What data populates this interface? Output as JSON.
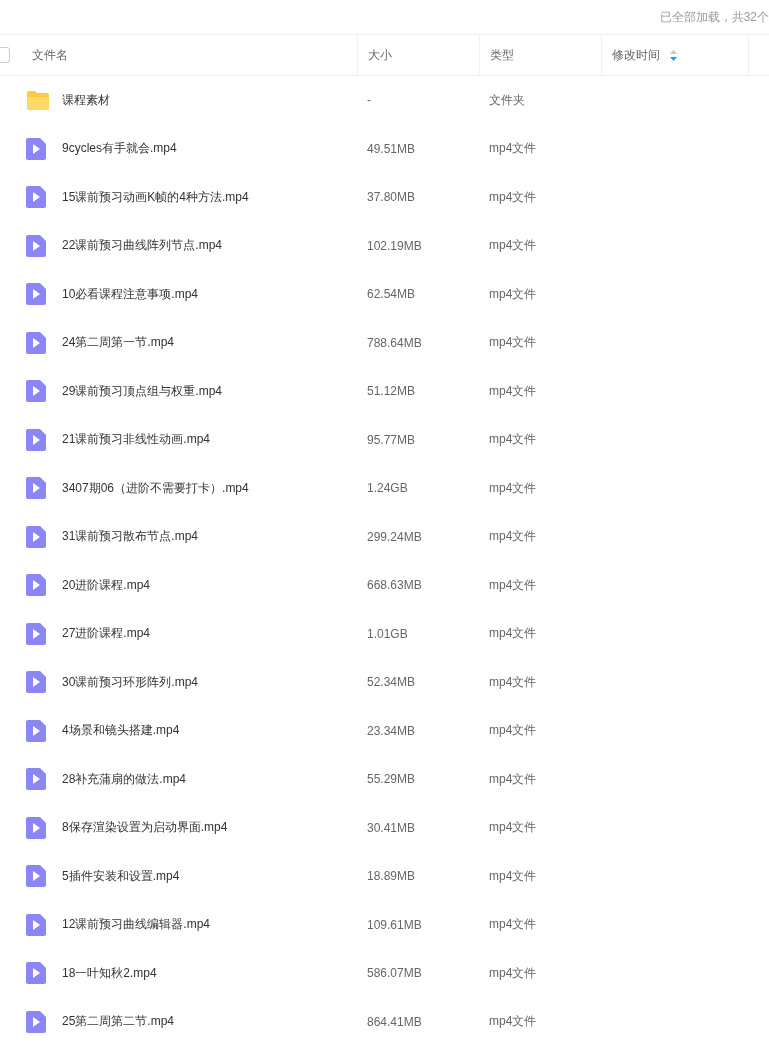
{
  "status": "已全部加载，共32个",
  "select_all": {
    "checked": false
  },
  "columns": [
    {
      "label": "文件名",
      "sorted": false
    },
    {
      "label": "大小",
      "sorted": false
    },
    {
      "label": "类型",
      "sorted": false
    },
    {
      "label": "修改时间",
      "sorted": true
    }
  ],
  "rows": [
    {
      "kind": "folder",
      "name": "课程素材",
      "size": "-",
      "type": "文件夹"
    },
    {
      "kind": "video",
      "name": "9cycles有手就会.mp4",
      "size": "49.51MB",
      "type": "mp4文件"
    },
    {
      "kind": "video",
      "name": "15课前预习动画K帧的4种方法.mp4",
      "size": "37.80MB",
      "type": "mp4文件"
    },
    {
      "kind": "video",
      "name": "22课前预习曲线阵列节点.mp4",
      "size": "102.19MB",
      "type": "mp4文件"
    },
    {
      "kind": "video",
      "name": "10必看课程注意事项.mp4",
      "size": "62.54MB",
      "type": "mp4文件"
    },
    {
      "kind": "video",
      "name": "24第二周第一节.mp4",
      "size": "788.64MB",
      "type": "mp4文件"
    },
    {
      "kind": "video",
      "name": "29课前预习顶点组与权重.mp4",
      "size": "51.12MB",
      "type": "mp4文件"
    },
    {
      "kind": "video",
      "name": "21课前预习非线性动画.mp4",
      "size": "95.77MB",
      "type": "mp4文件"
    },
    {
      "kind": "video",
      "name": "3407期06（进阶不需要打卡）.mp4",
      "size": "1.24GB",
      "type": "mp4文件"
    },
    {
      "kind": "video",
      "name": "31课前预习散布节点.mp4",
      "size": "299.24MB",
      "type": "mp4文件"
    },
    {
      "kind": "video",
      "name": "20进阶课程.mp4",
      "size": "668.63MB",
      "type": "mp4文件"
    },
    {
      "kind": "video",
      "name": "27进阶课程.mp4",
      "size": "1.01GB",
      "type": "mp4文件"
    },
    {
      "kind": "video",
      "name": "30课前预习环形阵列.mp4",
      "size": "52.34MB",
      "type": "mp4文件"
    },
    {
      "kind": "video",
      "name": "4场景和镜头搭建.mp4",
      "size": "23.34MB",
      "type": "mp4文件"
    },
    {
      "kind": "video",
      "name": "28补充蒲扇的做法.mp4",
      "size": "55.29MB",
      "type": "mp4文件"
    },
    {
      "kind": "video",
      "name": "8保存渲染设置为启动界面.mp4",
      "size": "30.41MB",
      "type": "mp4文件"
    },
    {
      "kind": "video",
      "name": "5插件安装和设置.mp4",
      "size": "18.89MB",
      "type": "mp4文件"
    },
    {
      "kind": "video",
      "name": "12课前预习曲线编辑器.mp4",
      "size": "109.61MB",
      "type": "mp4文件"
    },
    {
      "kind": "video",
      "name": "18一叶知秋2.mp4",
      "size": "586.07MB",
      "type": "mp4文件"
    },
    {
      "kind": "video",
      "name": "25第二周第二节.mp4",
      "size": "864.41MB",
      "type": "mp4文件"
    }
  ]
}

## Problem to work on
Find each line in the records holding the string "label" and show it.

## Solution to this exercise
      "label": "文件名",
      "label": "大小",
      "label": "类型",
      "label": "修改时间",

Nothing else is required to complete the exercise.